Filter the entries that follow, copying every line in which the word "Total" appears.

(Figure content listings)
────────────────

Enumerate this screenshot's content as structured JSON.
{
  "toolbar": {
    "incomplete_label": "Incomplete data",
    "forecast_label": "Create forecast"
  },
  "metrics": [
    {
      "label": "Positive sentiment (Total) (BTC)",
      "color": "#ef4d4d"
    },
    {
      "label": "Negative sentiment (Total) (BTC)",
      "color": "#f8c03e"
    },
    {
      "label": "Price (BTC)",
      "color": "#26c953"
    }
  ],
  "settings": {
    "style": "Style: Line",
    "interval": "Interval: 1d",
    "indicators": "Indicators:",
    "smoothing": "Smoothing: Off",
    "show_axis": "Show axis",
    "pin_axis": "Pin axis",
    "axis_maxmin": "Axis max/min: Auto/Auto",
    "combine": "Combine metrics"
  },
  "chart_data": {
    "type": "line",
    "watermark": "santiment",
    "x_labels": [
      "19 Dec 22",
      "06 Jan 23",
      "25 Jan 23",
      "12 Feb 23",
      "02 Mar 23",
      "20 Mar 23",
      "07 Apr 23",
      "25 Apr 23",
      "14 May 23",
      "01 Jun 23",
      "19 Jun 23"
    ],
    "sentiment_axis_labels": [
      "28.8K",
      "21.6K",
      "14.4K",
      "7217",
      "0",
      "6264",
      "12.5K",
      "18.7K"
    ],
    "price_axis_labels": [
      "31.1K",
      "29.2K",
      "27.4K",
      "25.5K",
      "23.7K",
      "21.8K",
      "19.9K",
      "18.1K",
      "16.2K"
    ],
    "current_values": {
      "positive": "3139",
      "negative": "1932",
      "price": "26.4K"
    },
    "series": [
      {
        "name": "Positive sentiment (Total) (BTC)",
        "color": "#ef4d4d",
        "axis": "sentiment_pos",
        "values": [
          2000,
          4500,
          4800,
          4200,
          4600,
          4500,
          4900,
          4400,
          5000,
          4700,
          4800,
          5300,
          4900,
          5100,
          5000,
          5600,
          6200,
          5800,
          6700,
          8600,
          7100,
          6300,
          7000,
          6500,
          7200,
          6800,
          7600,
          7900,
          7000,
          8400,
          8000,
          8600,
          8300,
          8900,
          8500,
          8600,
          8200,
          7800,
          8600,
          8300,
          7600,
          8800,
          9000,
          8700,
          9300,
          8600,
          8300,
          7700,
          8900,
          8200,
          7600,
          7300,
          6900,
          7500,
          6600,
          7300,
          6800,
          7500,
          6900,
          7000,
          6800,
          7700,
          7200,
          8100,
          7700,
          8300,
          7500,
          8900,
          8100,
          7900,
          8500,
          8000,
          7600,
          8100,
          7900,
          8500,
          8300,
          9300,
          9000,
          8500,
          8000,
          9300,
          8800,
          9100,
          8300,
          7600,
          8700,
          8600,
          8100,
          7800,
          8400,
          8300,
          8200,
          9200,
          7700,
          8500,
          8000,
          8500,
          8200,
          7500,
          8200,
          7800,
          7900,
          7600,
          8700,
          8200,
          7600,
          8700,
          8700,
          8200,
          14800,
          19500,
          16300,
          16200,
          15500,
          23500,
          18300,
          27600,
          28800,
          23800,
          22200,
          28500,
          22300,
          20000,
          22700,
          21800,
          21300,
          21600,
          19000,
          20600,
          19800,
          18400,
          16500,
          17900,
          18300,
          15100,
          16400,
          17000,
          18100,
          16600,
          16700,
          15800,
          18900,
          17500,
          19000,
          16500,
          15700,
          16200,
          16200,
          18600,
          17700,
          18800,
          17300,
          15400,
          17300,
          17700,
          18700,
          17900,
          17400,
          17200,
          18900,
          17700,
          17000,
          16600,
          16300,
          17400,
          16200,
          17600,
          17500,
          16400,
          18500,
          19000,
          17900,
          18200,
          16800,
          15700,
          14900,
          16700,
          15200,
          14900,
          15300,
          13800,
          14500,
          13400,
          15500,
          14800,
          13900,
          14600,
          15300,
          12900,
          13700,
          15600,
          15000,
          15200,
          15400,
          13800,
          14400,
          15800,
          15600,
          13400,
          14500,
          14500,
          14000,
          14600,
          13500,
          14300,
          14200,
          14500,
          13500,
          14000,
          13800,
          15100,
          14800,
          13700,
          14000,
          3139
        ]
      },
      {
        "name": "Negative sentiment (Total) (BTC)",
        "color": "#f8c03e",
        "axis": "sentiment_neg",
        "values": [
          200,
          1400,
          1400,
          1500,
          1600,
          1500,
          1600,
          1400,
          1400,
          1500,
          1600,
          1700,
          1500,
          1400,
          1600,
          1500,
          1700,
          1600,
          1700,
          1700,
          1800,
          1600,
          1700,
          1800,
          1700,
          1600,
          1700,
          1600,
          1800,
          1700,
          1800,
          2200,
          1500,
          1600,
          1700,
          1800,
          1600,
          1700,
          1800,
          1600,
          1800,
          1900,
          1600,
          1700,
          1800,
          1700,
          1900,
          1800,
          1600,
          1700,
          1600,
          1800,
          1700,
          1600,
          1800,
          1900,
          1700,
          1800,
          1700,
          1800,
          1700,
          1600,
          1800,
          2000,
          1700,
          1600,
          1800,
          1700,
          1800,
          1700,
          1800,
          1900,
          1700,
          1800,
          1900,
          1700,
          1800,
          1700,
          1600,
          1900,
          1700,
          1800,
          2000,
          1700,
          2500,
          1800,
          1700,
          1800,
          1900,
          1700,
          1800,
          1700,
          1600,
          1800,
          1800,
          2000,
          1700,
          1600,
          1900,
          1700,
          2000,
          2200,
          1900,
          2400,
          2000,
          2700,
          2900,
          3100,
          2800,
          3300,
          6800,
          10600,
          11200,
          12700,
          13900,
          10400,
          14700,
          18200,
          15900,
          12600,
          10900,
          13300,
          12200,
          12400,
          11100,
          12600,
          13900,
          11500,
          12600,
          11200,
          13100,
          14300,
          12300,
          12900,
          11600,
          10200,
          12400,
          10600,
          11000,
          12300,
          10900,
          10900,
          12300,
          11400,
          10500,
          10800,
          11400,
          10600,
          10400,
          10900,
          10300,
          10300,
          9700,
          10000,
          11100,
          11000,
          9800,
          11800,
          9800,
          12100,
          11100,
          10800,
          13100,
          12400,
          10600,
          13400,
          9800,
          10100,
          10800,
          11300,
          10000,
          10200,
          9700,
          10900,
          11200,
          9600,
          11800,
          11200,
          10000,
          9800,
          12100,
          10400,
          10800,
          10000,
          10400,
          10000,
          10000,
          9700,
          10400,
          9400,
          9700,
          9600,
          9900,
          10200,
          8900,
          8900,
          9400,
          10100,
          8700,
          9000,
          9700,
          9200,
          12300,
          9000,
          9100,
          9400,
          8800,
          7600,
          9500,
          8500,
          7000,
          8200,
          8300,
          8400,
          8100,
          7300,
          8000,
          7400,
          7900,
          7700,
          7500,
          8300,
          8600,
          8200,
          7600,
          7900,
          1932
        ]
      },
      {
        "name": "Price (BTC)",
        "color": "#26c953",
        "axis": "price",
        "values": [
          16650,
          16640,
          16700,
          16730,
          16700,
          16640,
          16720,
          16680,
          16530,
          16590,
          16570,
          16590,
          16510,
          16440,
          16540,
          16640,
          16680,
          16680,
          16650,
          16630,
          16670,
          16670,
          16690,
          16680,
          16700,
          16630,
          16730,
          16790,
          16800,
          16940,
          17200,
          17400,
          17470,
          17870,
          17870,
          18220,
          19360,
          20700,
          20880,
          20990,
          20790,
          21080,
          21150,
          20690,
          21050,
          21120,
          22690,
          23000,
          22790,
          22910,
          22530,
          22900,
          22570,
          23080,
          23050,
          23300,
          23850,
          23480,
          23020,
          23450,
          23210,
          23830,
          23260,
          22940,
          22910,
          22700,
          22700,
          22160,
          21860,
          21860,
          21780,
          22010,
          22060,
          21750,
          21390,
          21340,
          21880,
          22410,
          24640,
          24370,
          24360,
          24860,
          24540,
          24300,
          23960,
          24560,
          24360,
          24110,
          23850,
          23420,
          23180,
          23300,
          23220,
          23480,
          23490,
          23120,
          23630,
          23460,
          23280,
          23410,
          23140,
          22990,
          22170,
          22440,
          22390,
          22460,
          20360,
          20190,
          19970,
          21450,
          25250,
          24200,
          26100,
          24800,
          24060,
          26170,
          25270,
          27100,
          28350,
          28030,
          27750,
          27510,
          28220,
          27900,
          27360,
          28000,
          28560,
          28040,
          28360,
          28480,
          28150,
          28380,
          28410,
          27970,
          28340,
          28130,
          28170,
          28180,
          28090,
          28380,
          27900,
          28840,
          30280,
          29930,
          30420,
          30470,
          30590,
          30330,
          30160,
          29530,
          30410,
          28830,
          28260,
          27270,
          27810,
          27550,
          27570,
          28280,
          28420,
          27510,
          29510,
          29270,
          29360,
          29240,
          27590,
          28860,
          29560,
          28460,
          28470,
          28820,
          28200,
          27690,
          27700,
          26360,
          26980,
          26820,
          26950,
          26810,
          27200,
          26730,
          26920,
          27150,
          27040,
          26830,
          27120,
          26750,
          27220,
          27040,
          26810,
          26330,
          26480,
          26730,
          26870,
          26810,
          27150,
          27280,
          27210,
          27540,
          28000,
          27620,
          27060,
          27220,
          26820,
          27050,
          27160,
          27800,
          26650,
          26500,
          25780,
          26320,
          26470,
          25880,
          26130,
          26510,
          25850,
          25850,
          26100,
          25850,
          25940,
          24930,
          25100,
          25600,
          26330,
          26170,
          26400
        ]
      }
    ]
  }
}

────────────────

* [TASK SOLUTION]
      "label": "Positive sentiment (Total) (BTC)",
      "label": "Negative sentiment (Total) (BTC)",
        "name": "Positive sentiment (Total) (BTC)",
        "name": "Negative sentiment (Total) (BTC)",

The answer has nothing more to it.